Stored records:
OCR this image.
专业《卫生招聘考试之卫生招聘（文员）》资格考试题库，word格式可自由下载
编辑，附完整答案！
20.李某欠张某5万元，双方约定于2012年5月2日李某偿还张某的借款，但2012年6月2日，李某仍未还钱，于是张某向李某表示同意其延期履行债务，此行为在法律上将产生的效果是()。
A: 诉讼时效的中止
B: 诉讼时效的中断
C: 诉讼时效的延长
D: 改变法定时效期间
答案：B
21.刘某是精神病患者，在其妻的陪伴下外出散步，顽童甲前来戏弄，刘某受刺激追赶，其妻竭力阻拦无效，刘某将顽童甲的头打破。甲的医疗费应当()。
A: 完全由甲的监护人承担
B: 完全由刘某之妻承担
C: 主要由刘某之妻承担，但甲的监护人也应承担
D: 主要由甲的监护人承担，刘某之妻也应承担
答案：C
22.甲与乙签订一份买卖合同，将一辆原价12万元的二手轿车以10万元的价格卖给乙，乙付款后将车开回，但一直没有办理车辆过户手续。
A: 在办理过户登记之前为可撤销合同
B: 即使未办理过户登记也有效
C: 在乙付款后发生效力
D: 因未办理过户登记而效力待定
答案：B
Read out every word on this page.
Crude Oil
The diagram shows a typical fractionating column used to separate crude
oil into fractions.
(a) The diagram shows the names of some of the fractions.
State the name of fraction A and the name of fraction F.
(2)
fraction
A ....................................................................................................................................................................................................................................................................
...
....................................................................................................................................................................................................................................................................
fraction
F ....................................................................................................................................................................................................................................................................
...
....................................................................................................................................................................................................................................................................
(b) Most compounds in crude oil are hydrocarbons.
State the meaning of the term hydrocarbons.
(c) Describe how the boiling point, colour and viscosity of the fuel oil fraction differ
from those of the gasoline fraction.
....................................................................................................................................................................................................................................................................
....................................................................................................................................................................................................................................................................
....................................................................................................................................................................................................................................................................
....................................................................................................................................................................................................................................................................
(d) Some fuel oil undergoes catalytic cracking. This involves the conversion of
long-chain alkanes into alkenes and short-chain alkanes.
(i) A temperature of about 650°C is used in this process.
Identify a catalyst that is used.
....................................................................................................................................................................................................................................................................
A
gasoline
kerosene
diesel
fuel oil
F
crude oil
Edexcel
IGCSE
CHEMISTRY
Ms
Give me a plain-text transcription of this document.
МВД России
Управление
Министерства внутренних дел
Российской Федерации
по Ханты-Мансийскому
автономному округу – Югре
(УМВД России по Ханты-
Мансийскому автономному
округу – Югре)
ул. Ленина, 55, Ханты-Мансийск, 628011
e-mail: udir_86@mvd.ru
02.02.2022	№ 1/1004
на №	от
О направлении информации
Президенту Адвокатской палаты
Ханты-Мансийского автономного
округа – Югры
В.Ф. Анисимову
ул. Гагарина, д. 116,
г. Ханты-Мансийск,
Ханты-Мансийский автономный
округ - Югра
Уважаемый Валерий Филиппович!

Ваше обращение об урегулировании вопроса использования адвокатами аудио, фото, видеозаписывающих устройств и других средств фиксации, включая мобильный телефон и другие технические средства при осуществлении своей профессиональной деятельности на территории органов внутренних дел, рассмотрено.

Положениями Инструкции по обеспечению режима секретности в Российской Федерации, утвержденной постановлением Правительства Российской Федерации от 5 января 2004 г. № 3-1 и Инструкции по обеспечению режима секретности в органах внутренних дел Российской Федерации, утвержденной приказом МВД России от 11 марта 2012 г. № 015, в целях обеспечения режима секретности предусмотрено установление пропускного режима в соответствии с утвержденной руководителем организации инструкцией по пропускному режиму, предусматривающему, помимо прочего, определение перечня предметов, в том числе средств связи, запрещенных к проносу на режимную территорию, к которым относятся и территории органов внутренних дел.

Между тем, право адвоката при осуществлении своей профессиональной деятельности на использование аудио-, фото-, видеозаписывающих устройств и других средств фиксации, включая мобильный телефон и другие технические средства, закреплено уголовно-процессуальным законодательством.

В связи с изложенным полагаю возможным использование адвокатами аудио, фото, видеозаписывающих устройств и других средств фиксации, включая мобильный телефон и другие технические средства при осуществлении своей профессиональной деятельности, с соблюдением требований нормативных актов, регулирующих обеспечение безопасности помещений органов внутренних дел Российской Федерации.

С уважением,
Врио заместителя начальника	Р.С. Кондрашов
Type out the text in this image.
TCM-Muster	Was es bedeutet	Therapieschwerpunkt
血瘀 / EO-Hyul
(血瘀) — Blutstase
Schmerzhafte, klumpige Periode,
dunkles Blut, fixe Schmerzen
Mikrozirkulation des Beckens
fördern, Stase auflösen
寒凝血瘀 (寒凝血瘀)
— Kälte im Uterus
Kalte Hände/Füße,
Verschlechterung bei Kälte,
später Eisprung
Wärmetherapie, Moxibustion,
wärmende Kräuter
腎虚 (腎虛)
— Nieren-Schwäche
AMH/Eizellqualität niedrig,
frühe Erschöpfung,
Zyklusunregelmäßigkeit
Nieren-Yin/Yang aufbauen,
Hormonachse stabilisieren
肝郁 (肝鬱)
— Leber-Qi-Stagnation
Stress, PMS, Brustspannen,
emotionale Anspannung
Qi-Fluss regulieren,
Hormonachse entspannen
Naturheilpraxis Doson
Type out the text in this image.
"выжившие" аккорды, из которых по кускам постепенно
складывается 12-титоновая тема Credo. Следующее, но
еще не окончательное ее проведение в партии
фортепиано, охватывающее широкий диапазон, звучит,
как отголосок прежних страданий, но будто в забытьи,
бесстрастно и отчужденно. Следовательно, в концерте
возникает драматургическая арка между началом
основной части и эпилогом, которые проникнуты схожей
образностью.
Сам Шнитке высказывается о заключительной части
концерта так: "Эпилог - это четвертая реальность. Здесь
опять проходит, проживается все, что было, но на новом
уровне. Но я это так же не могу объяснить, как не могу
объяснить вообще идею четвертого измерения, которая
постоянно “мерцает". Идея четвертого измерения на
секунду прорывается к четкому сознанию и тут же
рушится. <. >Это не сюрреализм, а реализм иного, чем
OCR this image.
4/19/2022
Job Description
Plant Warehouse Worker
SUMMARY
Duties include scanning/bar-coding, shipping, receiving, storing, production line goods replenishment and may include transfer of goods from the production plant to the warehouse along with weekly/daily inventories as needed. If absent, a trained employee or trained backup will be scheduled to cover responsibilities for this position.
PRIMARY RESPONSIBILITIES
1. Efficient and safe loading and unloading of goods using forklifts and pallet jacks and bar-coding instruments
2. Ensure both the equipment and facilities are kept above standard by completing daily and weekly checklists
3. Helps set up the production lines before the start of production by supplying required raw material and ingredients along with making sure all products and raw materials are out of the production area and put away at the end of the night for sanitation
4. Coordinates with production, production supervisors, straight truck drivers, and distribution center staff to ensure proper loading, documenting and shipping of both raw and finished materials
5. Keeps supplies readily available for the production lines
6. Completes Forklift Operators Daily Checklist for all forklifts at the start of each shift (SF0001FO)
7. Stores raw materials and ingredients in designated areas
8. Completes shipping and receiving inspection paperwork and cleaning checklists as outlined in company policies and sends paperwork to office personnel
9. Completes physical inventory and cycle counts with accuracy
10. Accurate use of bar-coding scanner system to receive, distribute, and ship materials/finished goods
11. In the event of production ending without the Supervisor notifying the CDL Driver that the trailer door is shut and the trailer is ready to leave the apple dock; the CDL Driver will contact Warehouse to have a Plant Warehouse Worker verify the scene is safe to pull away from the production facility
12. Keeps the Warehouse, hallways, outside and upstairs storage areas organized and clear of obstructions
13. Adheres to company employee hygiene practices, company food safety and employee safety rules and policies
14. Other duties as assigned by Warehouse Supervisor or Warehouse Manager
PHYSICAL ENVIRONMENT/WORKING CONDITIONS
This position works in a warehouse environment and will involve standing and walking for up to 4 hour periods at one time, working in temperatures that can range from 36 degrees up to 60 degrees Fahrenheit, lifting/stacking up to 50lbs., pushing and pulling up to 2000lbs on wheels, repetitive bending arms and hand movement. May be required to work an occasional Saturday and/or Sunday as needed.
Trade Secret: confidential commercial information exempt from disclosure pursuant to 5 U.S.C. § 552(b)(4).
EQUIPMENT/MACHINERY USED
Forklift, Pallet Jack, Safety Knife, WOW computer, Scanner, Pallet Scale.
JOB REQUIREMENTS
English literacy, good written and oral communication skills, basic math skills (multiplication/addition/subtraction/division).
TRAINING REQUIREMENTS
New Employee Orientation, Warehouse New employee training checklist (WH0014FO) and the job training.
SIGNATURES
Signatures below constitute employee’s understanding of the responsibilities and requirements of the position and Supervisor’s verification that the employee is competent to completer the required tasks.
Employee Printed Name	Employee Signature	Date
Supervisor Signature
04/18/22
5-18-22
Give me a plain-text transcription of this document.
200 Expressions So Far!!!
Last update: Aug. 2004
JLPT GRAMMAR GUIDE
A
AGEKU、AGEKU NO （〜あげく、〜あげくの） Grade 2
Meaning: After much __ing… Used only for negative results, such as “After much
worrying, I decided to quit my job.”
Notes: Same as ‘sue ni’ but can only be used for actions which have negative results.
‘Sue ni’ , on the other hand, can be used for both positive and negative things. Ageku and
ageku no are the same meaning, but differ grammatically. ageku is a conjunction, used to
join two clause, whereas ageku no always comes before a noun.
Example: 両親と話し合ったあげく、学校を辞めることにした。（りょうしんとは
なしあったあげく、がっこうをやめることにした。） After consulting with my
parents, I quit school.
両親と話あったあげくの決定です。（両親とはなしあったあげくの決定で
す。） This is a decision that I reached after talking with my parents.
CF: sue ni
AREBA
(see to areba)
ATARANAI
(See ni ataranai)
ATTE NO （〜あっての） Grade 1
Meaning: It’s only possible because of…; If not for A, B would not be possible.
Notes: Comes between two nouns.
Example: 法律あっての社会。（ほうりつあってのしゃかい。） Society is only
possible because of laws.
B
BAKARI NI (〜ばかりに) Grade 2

Prompt ->
Every line containing the string "materials" must be listed.

Task result ->
3. Helps set up the production lines before the start of production by supplying required raw material and ingredients along with making sure all products and raw materials are out of the production area and put away at the end of the night for sanitation
4. Coordinates with production, production supervisors, straight truck drivers, and distribution center staff to ensure proper loading, documenting and shipping of both raw and finished materials
7. Stores raw materials and ingredients in designated areas
10. Accurate use of bar-coding scanner system to receive, distribute, and ship materials/finished goods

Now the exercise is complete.